**TASK OBJECTIVE:** Rewrite every entry below with "screenshot" swapped for "screen capture" and everything else unchanged, leaving out the pictures.

**DATA TO PROCESS:**
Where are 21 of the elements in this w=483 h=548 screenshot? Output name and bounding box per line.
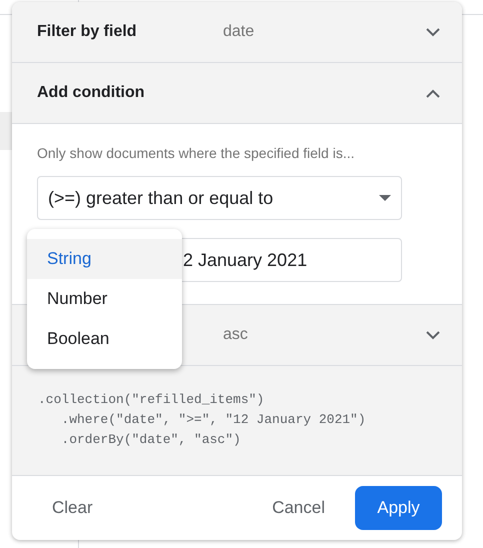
clear-button[interactable]: Clear [40, 486, 105, 530]
collapse-icon[interactable] [426, 88, 440, 98]
operator-select[interactable]: (>=) greater than or equal to [37, 176, 402, 220]
query-code-line: .where("date", ">=", "12 January 2021") [60, 411, 367, 429]
hint-text: Only show documents where the specified field is... [37, 144, 356, 162]
expand-icon[interactable] [426, 28, 440, 36]
expand-icon[interactable] [426, 330, 440, 340]
query-code-line: .orderBy("date", "asc") [60, 431, 242, 449]
section-title: Filter by field [37, 22, 138, 42]
section-title: Add condition [37, 83, 146, 103]
query-code-line: .collection("refilled_items") [38, 391, 266, 409]
section-header[interactable]: Add condition [12, 63, 462, 124]
menu-item[interactable]: String [27, 239, 182, 279]
section-value: asc [223, 325, 249, 345]
apply-button[interactable]: Apply [355, 486, 442, 530]
cancel-button[interactable]: Cancel [258, 486, 339, 530]
background-row-highlight [0, 112, 12, 150]
menu-item[interactable]: Boolean [27, 319, 182, 359]
section-header[interactable]: Filter by field date [12, 2, 462, 63]
dropdown-icon [379, 195, 391, 201]
section-value: date [223, 22, 256, 42]
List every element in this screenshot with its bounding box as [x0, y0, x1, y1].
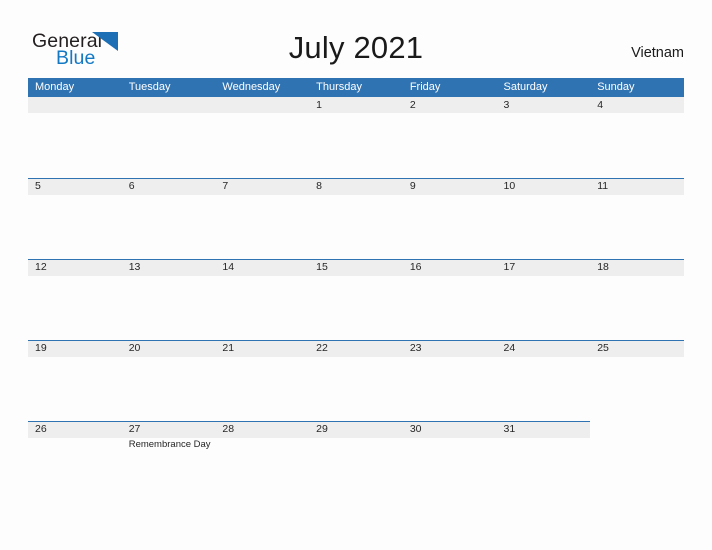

**ANSWER:**
Where are 21 of the elements in this w=483 h=548 screen capture? Output name and bounding box per line.
clear-button[interactable]: Clear [40, 486, 105, 530]
collapse-icon[interactable] [426, 88, 440, 98]
operator-select[interactable]: (>=) greater than or equal to [37, 176, 402, 220]
query-code-line: .where("date", ">=", "12 January 2021") [60, 411, 367, 429]
hint-text: Only show documents where the specified field is... [37, 144, 356, 162]
expand-icon[interactable] [426, 28, 440, 36]
expand-icon[interactable] [426, 330, 440, 340]
query-code-line: .orderBy("date", "asc") [60, 431, 242, 449]
section-title: Filter by field [37, 22, 138, 42]
section-title: Add condition [37, 83, 146, 103]
query-code-line: .collection("refilled_items") [38, 391, 266, 409]
section-header[interactable]: Add condition [12, 63, 462, 124]
menu-item[interactable]: String [27, 239, 182, 279]
section-value: asc [223, 325, 249, 345]
apply-button[interactable]: Apply [355, 486, 442, 530]
cancel-button[interactable]: Cancel [258, 486, 339, 530]
background-row-highlight [0, 112, 12, 150]
menu-item[interactable]: Boolean [27, 319, 182, 359]
section-header[interactable]: Filter by field date [12, 2, 462, 63]
dropdown-icon [379, 195, 391, 201]
section-value: date [223, 22, 256, 42]
List every element in this screen capture with its bounding box as [x0, y0, x1, y1].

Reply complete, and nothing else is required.